### Set task
Give the number of lines containing the word "title" and nothing more.

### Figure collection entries
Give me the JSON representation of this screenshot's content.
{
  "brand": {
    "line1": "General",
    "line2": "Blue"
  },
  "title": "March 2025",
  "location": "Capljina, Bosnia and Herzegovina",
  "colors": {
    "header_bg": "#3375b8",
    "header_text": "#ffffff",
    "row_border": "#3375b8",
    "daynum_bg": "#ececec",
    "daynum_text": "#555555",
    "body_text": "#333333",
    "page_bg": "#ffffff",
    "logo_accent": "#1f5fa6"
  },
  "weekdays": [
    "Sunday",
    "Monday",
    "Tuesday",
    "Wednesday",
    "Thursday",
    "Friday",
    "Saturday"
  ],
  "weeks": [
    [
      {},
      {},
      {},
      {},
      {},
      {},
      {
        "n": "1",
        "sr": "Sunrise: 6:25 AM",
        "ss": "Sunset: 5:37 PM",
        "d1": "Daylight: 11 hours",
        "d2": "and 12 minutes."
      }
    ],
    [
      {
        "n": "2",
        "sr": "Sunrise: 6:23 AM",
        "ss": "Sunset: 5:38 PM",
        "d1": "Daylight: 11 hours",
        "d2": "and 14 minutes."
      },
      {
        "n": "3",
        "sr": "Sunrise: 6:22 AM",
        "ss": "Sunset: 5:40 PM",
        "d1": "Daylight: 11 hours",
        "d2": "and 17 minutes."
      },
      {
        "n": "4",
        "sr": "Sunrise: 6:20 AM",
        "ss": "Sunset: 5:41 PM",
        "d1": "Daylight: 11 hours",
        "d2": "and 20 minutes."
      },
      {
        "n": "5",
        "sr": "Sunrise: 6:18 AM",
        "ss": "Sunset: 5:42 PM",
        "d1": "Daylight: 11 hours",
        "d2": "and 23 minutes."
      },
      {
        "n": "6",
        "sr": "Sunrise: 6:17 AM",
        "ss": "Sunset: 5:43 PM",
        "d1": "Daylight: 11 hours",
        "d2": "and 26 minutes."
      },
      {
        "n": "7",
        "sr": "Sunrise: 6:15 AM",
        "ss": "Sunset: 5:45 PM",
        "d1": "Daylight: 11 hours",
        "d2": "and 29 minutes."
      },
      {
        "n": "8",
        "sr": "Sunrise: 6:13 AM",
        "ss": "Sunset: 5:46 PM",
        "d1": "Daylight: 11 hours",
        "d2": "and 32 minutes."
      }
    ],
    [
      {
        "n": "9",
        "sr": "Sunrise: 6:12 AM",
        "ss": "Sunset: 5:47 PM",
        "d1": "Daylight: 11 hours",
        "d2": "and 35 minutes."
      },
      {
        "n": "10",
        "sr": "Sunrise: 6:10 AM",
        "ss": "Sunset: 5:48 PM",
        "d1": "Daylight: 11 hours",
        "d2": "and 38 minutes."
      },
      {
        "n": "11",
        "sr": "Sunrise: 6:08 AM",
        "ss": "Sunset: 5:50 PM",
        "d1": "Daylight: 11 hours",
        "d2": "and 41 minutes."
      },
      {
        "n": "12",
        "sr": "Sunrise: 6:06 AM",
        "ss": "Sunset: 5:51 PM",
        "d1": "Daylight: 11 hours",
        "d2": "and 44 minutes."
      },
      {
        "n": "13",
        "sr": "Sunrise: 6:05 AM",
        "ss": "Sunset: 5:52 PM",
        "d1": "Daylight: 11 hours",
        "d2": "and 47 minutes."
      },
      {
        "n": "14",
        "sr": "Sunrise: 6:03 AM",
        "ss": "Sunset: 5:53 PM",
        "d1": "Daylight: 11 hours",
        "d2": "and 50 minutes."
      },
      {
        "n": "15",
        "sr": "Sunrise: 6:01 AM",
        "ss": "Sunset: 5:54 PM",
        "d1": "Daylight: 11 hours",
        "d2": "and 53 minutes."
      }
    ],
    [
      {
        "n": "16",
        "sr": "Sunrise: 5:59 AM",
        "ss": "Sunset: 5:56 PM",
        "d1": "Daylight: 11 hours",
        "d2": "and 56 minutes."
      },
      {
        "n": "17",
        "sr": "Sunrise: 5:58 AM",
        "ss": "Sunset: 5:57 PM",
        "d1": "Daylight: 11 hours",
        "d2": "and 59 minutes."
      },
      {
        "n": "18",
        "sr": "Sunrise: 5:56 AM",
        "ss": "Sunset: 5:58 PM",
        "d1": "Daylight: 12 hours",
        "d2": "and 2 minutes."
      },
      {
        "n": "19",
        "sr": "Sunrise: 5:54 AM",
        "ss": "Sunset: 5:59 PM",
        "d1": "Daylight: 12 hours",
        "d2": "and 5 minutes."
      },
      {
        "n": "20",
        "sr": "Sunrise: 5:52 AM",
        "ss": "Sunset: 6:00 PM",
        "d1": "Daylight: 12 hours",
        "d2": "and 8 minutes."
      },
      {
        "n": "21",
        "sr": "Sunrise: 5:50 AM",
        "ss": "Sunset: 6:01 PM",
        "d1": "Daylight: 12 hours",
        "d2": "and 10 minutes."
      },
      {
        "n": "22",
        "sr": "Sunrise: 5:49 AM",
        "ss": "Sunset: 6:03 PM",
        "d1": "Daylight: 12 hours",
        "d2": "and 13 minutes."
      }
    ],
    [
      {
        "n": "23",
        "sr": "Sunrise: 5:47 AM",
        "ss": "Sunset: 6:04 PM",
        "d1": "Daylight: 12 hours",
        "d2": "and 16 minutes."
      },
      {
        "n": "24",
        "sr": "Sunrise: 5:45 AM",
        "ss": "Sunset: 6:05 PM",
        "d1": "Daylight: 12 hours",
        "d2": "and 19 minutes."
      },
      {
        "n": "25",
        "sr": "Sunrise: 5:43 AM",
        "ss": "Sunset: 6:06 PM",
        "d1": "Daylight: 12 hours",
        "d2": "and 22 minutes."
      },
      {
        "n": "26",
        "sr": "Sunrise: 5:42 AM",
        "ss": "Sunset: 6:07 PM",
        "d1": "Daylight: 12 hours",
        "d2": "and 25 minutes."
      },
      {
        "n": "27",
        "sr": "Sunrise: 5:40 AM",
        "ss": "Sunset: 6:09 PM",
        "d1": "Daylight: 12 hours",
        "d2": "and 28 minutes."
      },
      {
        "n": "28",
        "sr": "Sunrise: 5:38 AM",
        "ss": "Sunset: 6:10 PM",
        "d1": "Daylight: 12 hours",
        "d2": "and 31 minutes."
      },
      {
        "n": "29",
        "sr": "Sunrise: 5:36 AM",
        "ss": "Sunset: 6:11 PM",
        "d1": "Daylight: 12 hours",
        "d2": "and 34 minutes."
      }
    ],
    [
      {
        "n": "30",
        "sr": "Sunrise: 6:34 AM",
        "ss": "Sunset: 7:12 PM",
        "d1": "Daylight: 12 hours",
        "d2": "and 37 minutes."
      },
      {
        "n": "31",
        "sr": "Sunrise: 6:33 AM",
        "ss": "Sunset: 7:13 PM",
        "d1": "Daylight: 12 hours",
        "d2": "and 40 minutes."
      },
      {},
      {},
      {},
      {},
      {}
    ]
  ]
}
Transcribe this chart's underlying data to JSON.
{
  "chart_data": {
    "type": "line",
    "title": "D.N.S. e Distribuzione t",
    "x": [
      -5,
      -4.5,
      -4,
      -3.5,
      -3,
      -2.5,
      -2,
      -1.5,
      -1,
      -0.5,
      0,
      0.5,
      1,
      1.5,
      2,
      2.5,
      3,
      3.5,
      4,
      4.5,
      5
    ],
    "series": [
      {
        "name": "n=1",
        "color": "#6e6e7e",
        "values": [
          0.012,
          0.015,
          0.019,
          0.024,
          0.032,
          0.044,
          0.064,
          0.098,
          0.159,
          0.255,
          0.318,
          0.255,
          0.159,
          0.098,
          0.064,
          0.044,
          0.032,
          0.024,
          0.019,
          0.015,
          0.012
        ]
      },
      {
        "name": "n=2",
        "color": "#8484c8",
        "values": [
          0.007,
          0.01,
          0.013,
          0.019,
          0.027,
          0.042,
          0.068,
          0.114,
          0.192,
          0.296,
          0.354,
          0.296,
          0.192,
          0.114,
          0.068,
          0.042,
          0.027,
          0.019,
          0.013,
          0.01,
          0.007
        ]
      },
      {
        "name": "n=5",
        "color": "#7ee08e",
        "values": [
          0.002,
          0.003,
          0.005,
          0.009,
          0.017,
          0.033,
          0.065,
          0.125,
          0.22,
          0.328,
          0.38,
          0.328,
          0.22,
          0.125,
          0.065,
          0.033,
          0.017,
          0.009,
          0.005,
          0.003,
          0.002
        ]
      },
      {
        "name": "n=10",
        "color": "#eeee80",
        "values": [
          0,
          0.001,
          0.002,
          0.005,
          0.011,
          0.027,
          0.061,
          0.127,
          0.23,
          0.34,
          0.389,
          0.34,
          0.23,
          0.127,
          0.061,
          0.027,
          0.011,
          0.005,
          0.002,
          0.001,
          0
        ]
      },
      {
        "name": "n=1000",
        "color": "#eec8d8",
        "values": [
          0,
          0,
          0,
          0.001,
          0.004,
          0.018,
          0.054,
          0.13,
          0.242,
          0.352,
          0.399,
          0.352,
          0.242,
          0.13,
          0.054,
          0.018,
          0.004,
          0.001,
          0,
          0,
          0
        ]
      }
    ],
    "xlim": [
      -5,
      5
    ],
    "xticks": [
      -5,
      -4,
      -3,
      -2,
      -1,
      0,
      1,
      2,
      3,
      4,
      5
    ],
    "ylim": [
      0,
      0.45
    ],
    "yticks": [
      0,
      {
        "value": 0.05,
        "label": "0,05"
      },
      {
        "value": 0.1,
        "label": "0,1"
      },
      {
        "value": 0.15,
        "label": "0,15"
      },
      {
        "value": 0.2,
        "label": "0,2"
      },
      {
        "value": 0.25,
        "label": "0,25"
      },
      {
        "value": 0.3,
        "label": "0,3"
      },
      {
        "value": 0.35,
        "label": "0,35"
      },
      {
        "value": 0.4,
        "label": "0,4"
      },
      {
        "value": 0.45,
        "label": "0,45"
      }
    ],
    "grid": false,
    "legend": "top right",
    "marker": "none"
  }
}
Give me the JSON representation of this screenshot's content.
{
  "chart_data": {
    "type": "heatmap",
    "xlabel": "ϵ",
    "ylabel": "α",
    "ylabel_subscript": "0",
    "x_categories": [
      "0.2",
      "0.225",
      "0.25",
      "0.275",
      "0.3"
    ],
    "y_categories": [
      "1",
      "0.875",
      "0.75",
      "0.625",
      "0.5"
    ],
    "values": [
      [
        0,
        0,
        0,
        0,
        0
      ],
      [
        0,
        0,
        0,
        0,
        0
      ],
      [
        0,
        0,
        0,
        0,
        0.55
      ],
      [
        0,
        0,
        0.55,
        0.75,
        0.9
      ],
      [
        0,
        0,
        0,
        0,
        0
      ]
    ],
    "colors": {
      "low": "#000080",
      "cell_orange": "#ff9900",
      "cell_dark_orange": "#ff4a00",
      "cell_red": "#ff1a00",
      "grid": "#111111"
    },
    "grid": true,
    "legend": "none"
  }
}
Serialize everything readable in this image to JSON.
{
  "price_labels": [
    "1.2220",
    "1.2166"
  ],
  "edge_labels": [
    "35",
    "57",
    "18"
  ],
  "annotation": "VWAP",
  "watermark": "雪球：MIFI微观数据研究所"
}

### Reply to the exercise
2